Below are some records. Write out the lines from the one containing "Decode this image" to the last line, word for word, leaving out pictures.

## start DATA SUPPLIED

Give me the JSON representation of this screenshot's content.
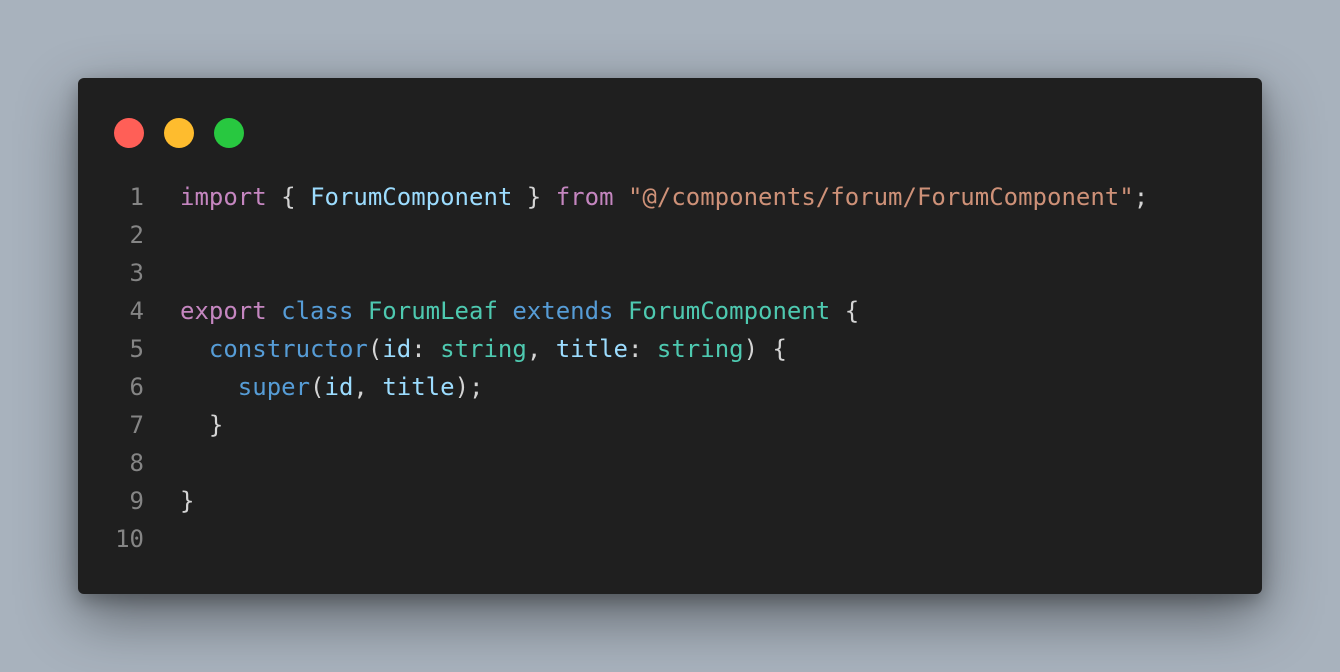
{
  "window": {
    "controls": {
      "close_color": "#ff5f57",
      "minimize_color": "#febc2e",
      "maximize_color": "#28c840"
    }
  },
  "code": {
    "language": "typescript",
    "lines": [
      {
        "number": "1",
        "tokens": [
          {
            "t": "import",
            "c": "kw-ctl"
          },
          {
            "t": " { ",
            "c": "punc"
          },
          {
            "t": "ForumComponent",
            "c": "var"
          },
          {
            "t": " } ",
            "c": "punc"
          },
          {
            "t": "from",
            "c": "kw-ctl"
          },
          {
            "t": " ",
            "c": "punc"
          },
          {
            "t": "\"@/components/forum/ForumComponent\"",
            "c": "str"
          },
          {
            "t": ";",
            "c": "punc"
          }
        ]
      },
      {
        "number": "2",
        "tokens": []
      },
      {
        "number": "3",
        "tokens": []
      },
      {
        "number": "4",
        "tokens": [
          {
            "t": "export",
            "c": "kw-ctl"
          },
          {
            "t": " ",
            "c": "punc"
          },
          {
            "t": "class",
            "c": "kw"
          },
          {
            "t": " ",
            "c": "punc"
          },
          {
            "t": "ForumLeaf",
            "c": "type"
          },
          {
            "t": " ",
            "c": "punc"
          },
          {
            "t": "extends",
            "c": "kw"
          },
          {
            "t": " ",
            "c": "punc"
          },
          {
            "t": "ForumComponent",
            "c": "type"
          },
          {
            "t": " {",
            "c": "punc"
          }
        ]
      },
      {
        "number": "5",
        "tokens": [
          {
            "t": "  ",
            "c": "punc"
          },
          {
            "t": "constructor",
            "c": "kw"
          },
          {
            "t": "(",
            "c": "punc"
          },
          {
            "t": "id",
            "c": "var"
          },
          {
            "t": ": ",
            "c": "punc"
          },
          {
            "t": "string",
            "c": "type"
          },
          {
            "t": ", ",
            "c": "punc"
          },
          {
            "t": "title",
            "c": "var"
          },
          {
            "t": ": ",
            "c": "punc"
          },
          {
            "t": "string",
            "c": "type"
          },
          {
            "t": ") {",
            "c": "punc"
          }
        ]
      },
      {
        "number": "6",
        "tokens": [
          {
            "t": "    ",
            "c": "punc"
          },
          {
            "t": "super",
            "c": "kw"
          },
          {
            "t": "(",
            "c": "punc"
          },
          {
            "t": "id",
            "c": "var"
          },
          {
            "t": ", ",
            "c": "punc"
          },
          {
            "t": "title",
            "c": "var"
          },
          {
            "t": ");",
            "c": "punc"
          }
        ]
      },
      {
        "number": "7",
        "tokens": [
          {
            "t": "  }",
            "c": "punc"
          }
        ]
      },
      {
        "number": "8",
        "tokens": []
      },
      {
        "number": "9",
        "tokens": [
          {
            "t": "}",
            "c": "punc"
          }
        ]
      },
      {
        "number": "10",
        "tokens": []
      }
    ]
  }
}
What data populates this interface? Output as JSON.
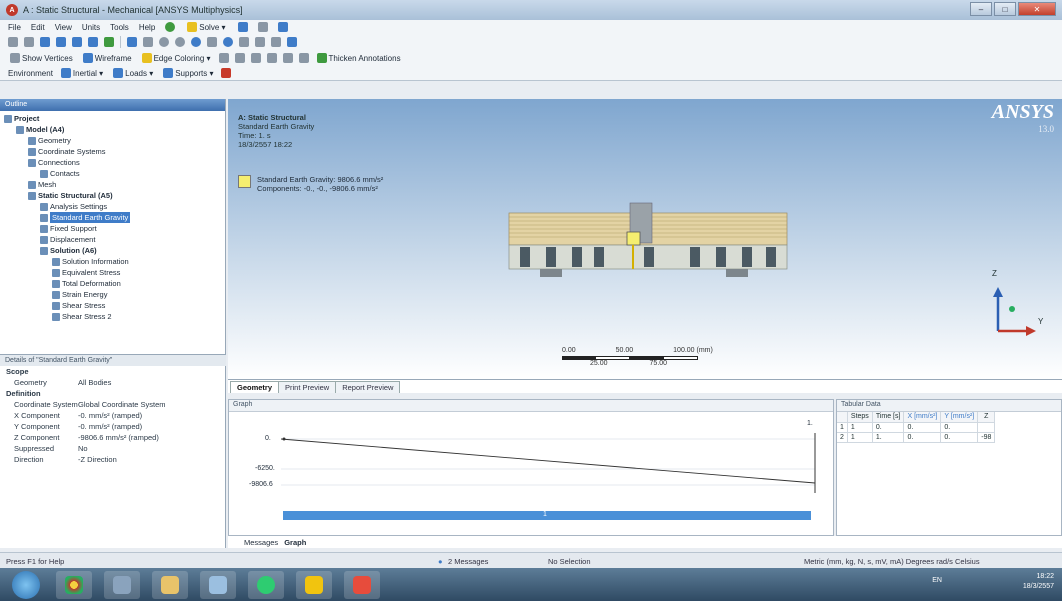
{
  "window": {
    "title": "A : Static Structural - Mechanical [ANSYS Multiphysics]",
    "icon_label": "A",
    "buttons": {
      "minimize": "–",
      "maximize": "□",
      "close": "✕"
    }
  },
  "menubar": [
    "File",
    "Edit",
    "View",
    "Units",
    "Tools",
    "Help"
  ],
  "toolbar1": {
    "solve": "Solve ▾"
  },
  "toolbar2": {
    "show_vertices": "Show Vertices",
    "wireframe": "Wireframe",
    "edge_coloring": "Edge Coloring ▾",
    "thicken_annotations": "Thicken Annotations"
  },
  "toolbar3": {
    "environment": "Environment",
    "inertial": "Inertial ▾",
    "loads": "Loads ▾",
    "supports": "Supports ▾"
  },
  "outline": {
    "header": "Outline",
    "items": [
      {
        "label": "Project",
        "indent": 0,
        "bold": true
      },
      {
        "label": "Model (A4)",
        "indent": 1,
        "bold": true
      },
      {
        "label": "Geometry",
        "indent": 2
      },
      {
        "label": "Coordinate Systems",
        "indent": 2
      },
      {
        "label": "Connections",
        "indent": 2
      },
      {
        "label": "Contacts",
        "indent": 3
      },
      {
        "label": "Mesh",
        "indent": 2
      },
      {
        "label": "Static Structural (A5)",
        "indent": 2,
        "bold": true
      },
      {
        "label": "Analysis Settings",
        "indent": 3
      },
      {
        "label": "Standard Earth Gravity",
        "indent": 3,
        "selected": true
      },
      {
        "label": "Fixed Support",
        "indent": 3
      },
      {
        "label": "Displacement",
        "indent": 3
      },
      {
        "label": "Solution (A6)",
        "indent": 3,
        "bold": true
      },
      {
        "label": "Solution Information",
        "indent": 4
      },
      {
        "label": "Equivalent Stress",
        "indent": 4
      },
      {
        "label": "Total Deformation",
        "indent": 4
      },
      {
        "label": "Strain Energy",
        "indent": 4
      },
      {
        "label": "Shear Stress",
        "indent": 4
      },
      {
        "label": "Shear Stress 2",
        "indent": 4
      }
    ]
  },
  "details": {
    "header": "Details of \"Standard Earth Gravity\"",
    "rows": [
      {
        "section": true,
        "key": "Scope"
      },
      {
        "key": "Geometry",
        "value": "All Bodies"
      },
      {
        "section": true,
        "key": "Definition"
      },
      {
        "key": "Coordinate System",
        "value": "Global Coordinate System"
      },
      {
        "key": "X Component",
        "value": "-0. mm/s² (ramped)"
      },
      {
        "key": "Y Component",
        "value": "-0. mm/s² (ramped)"
      },
      {
        "key": "Z Component",
        "value": "-9806.6 mm/s² (ramped)"
      },
      {
        "key": "Suppressed",
        "value": "No"
      },
      {
        "key": "Direction",
        "value": "-Z Direction"
      }
    ]
  },
  "viewport": {
    "title": "A: Static Structural",
    "subtitle": "Standard Earth Gravity",
    "time": "Time: 1. s",
    "date": "18/3/2557 18:22",
    "legend_line1": "Standard Earth Gravity: 9806.6 mm/s²",
    "legend_line2": "Components: -0., -0., -9806.6 mm/s²",
    "logo": "ANSYS",
    "version": "13.0",
    "scale_labels": [
      "0.00",
      "50.00",
      "100.00 (mm)"
    ],
    "scale_sub": [
      "25.00",
      "75.00"
    ],
    "axis_z": "Z",
    "axis_y": "Y"
  },
  "view_tabs": [
    "Geometry",
    "Print Preview",
    "Report Preview"
  ],
  "graph": {
    "header": "Graph",
    "y_labels": [
      "0.",
      "-6250.",
      "-9806.6"
    ],
    "x_end_label": "1.",
    "marker_label": "1"
  },
  "tabular": {
    "header": "Tabular Data",
    "columns": [
      "Steps",
      "Time [s]",
      "X [mm/s²]",
      "Y [mm/s²]",
      "Z"
    ],
    "rows": [
      [
        "1",
        "1",
        "0.",
        "0.",
        "0."
      ],
      [
        "2",
        "1",
        "1.",
        "0.",
        "0.",
        "-98"
      ]
    ]
  },
  "bottom_tabs": [
    "Messages",
    "Graph"
  ],
  "status": {
    "help": "Press F1 for Help",
    "messages": "2 Messages",
    "selection": "No Selection",
    "units": "Metric (mm, kg, N, s, mV, mA)  Degrees  rad/s  Celsius"
  },
  "taskbar": {
    "lang": "EN",
    "time": "18:22",
    "date": "18/3/2557"
  },
  "colors": {
    "accent": "#3f7cc8",
    "gravity_box": "#f5ee70",
    "bar": "#4a90d8"
  }
}
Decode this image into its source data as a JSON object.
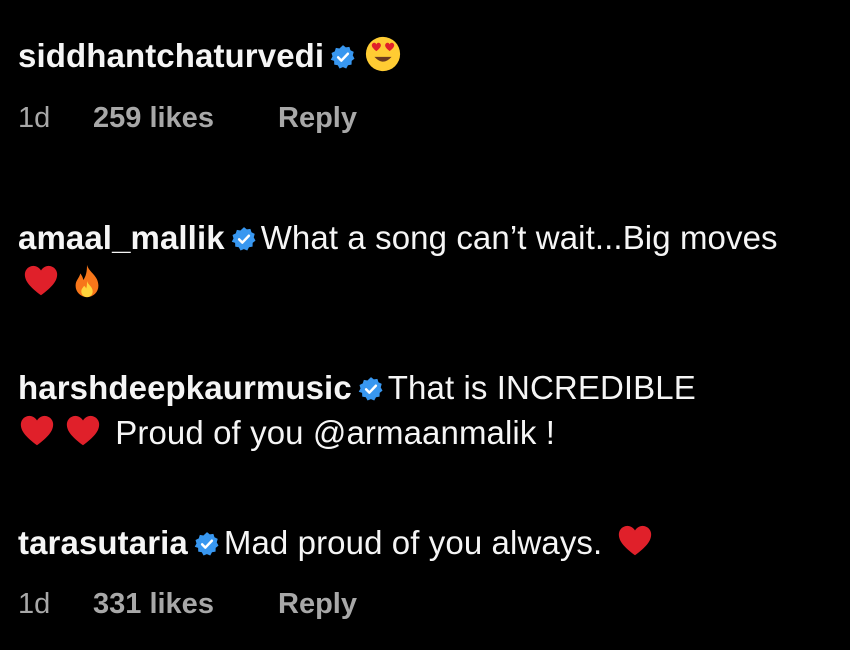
{
  "comments": [
    {
      "username": "siddhantchaturvedi",
      "text": "",
      "emojis": [
        "heart-eyes-emoji"
      ],
      "time": "1d",
      "likes": "259 likes",
      "reply": "Reply"
    },
    {
      "username": "amaal_mallik",
      "text": "What a song can’t wait...Big moves",
      "emojis": [
        "red-heart-emoji",
        "fire-emoji"
      ]
    },
    {
      "username": "harshdeepkaurmusic",
      "text_a": "That is INCREDIBLE",
      "text_b": "Proud of you @armaanmalik !",
      "emojis": [
        "red-heart-emoji",
        "red-heart-emoji"
      ]
    },
    {
      "username": "tarasutaria",
      "text": "Mad proud of you always.",
      "emojis": [
        "red-heart-emoji"
      ],
      "time": "1d",
      "likes": "331 likes",
      "reply": "Reply"
    }
  ],
  "colors": {
    "background": "#000000",
    "text": "#f5f5f5",
    "meta": "#a8a8a8",
    "verified": "#3897f0",
    "heart": "#e0202a"
  }
}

## end DATA SUPPLIED

_COMPLETED EXERCISE_
Decode this image into its source data as a JSON object.
{
  "comments": [
    {
      "username": "siddhantchaturvedi",
      "text": "",
      "emojis": [
        "heart-eyes-emoji"
      ],
      "time": "1d",
      "likes": "259 likes",
      "reply": "Reply"
    },
    {
      "username": "amaal_mallik",
      "text": "What a song can’t wait...Big moves",
      "emojis": [
        "red-heart-emoji",
        "fire-emoji"
      ]
    },
    {
      "username": "harshdeepkaurmusic",
      "text_a": "That is INCREDIBLE",
      "text_b": "Proud of you @armaanmalik !",
      "emojis": [
        "red-heart-emoji",
        "red-heart-emoji"
      ]
    },
    {
      "username": "tarasutaria",
      "text": "Mad proud of you always.",
      "emojis": [
        "red-heart-emoji"
      ],
      "time": "1d",
      "likes": "331 likes",
      "reply": "Reply"
    }
  ],
  "colors": {
    "background": "#000000",
    "text": "#f5f5f5",
    "meta": "#a8a8a8",
    "verified": "#3897f0",
    "heart": "#e0202a"
  }
}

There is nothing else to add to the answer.